### DESCRIPTION OF THE TASK
Copy each entry as it stands, leaving nothing out.

(Dataset excerpt)
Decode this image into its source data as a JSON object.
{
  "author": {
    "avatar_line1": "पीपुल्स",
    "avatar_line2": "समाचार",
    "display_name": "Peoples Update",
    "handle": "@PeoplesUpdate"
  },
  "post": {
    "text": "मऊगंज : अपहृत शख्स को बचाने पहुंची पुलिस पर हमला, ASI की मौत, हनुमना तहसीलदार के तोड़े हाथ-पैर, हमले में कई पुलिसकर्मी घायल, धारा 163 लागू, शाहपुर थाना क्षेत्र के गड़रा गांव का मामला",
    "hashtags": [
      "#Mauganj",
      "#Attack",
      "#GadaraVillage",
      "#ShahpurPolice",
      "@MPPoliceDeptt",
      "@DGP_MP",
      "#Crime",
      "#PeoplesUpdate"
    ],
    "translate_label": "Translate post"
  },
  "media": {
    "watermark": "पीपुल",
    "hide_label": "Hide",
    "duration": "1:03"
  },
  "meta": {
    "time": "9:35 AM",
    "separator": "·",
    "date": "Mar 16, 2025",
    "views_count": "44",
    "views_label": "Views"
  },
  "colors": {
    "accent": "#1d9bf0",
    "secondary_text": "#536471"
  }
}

### FINISHED TASK
Decode this image into its source data as a JSON object.
{
  "author": {
    "avatar_line1": "पीपुल्स",
    "avatar_line2": "समाचार",
    "display_name": "Peoples Update",
    "handle": "@PeoplesUpdate"
  },
  "post": {
    "text": "मऊगंज : अपहृत शख्स को बचाने पहुंची पुलिस पर हमला, ASI की मौत, हनुमना तहसीलदार के तोड़े हाथ-पैर, हमले में कई पुलिसकर्मी घायल, धारा 163 लागू, शाहपुर थाना क्षेत्र के गड़रा गांव का मामला",
    "hashtags": [
      "#Mauganj",
      "#Attack",
      "#GadaraVillage",
      "#ShahpurPolice",
      "@MPPoliceDeptt",
      "@DGP_MP",
      "#Crime",
      "#PeoplesUpdate"
    ],
    "translate_label": "Translate post"
  },
  "media": {
    "watermark": "पीपुल",
    "hide_label": "Hide",
    "duration": "1:03"
  },
  "meta": {
    "time": "9:35 AM",
    "separator": "·",
    "date": "Mar 16, 2025",
    "views_count": "44",
    "views_label": "Views"
  },
  "colors": {
    "accent": "#1d9bf0",
    "secondary_text": "#536471"
  }
}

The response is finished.